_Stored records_
-- start --
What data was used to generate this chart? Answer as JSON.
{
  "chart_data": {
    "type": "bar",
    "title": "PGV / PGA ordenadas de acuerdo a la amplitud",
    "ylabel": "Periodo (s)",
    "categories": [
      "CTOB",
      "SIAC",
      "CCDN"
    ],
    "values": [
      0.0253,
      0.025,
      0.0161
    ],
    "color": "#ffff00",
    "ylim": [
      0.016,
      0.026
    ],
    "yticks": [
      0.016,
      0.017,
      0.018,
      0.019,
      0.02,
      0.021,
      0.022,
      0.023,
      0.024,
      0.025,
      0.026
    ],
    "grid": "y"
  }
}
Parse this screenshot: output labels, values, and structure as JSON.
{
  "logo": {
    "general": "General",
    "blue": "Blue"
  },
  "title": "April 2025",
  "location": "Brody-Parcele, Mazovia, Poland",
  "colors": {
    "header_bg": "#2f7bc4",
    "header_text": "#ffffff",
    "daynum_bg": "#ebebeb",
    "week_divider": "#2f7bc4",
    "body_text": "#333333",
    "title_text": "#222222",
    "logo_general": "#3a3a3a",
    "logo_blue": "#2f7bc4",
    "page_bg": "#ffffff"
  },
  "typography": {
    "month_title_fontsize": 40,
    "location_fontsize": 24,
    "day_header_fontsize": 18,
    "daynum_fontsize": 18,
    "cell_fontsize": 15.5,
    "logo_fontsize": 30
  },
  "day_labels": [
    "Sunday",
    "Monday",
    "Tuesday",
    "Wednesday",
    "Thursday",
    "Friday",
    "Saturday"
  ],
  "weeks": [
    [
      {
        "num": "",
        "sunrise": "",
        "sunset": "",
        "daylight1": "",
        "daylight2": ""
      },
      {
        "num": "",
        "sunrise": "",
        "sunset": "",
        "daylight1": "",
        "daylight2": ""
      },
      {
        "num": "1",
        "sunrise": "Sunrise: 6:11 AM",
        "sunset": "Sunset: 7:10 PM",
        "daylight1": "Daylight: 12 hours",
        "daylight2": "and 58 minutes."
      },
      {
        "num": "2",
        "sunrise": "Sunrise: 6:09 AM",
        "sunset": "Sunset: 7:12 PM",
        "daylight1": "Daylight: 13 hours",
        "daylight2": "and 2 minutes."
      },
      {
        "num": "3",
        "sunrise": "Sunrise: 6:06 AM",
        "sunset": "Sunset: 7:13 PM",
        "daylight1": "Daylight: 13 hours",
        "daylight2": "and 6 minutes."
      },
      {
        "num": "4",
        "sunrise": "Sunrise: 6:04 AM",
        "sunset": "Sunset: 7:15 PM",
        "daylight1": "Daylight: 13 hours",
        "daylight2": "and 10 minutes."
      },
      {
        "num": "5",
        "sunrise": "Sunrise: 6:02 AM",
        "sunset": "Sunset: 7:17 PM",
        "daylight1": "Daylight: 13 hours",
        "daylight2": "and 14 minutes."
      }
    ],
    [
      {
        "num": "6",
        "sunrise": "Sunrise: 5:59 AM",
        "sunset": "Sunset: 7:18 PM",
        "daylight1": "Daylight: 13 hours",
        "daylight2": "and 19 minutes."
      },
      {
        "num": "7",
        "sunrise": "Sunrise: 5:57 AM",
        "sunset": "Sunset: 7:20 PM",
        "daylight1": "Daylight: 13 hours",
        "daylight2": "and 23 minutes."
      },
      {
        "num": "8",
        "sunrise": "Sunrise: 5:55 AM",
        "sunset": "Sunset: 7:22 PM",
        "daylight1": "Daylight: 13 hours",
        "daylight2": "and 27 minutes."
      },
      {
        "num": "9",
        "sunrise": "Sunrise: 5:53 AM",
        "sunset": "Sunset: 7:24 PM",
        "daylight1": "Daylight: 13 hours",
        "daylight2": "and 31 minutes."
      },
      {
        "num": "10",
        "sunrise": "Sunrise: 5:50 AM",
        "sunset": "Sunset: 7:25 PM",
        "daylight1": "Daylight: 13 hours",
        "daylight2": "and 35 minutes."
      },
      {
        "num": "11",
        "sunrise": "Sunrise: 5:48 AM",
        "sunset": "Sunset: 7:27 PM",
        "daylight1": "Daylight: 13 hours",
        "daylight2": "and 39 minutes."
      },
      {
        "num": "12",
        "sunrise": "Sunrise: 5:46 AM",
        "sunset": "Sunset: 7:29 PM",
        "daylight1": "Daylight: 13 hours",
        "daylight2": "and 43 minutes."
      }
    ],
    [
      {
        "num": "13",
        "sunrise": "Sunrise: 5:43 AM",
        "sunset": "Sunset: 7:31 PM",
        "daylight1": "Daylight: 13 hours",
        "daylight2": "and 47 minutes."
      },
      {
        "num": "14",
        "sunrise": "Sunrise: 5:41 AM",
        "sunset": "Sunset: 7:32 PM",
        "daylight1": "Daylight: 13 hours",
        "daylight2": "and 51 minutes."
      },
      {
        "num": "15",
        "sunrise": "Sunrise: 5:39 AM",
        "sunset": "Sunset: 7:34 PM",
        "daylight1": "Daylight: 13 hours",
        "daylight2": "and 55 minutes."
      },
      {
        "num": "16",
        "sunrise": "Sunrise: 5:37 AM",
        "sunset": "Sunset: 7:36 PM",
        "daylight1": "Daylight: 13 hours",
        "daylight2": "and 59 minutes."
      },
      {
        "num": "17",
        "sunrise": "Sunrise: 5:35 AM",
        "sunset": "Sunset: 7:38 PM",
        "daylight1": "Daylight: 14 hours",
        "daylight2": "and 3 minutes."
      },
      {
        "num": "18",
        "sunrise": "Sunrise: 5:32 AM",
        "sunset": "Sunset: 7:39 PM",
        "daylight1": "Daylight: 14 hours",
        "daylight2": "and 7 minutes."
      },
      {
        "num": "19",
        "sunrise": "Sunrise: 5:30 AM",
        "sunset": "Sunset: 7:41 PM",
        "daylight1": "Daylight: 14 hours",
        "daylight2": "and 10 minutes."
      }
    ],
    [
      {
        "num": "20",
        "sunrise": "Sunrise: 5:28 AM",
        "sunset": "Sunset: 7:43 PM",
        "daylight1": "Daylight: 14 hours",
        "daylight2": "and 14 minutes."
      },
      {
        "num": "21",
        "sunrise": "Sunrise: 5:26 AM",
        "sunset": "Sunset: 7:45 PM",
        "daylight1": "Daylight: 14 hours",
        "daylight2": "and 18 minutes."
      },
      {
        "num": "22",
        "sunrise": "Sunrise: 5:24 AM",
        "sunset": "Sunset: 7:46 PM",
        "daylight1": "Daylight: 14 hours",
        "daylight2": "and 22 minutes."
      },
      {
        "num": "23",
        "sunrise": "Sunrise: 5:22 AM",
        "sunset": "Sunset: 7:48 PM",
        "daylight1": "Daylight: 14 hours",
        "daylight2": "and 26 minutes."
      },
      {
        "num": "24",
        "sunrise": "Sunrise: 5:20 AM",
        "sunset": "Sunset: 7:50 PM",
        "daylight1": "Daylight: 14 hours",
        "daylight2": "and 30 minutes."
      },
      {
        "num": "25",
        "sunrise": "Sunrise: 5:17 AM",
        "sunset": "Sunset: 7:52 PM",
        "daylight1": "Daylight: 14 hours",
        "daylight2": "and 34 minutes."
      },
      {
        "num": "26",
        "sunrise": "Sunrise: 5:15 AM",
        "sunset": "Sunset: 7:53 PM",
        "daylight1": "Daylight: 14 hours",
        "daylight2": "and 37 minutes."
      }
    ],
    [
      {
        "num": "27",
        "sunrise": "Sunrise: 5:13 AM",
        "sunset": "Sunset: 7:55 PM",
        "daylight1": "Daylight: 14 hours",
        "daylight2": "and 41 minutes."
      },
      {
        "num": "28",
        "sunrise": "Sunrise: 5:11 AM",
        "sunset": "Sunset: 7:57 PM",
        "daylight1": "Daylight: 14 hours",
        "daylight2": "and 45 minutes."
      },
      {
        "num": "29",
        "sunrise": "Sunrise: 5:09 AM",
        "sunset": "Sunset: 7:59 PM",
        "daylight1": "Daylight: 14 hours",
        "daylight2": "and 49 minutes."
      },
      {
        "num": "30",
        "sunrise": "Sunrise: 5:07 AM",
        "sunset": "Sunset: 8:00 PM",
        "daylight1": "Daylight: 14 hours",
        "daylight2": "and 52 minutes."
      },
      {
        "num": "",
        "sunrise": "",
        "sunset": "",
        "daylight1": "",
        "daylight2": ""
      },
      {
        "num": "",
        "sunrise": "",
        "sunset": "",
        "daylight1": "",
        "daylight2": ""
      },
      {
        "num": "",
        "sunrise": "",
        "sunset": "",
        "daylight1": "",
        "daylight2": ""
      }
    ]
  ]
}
-- end --
_REQUIREMENT_
Return solely the number of lines in the data that include the word "JSON".

_RESPONSE FOR THIS EXERCISE_
2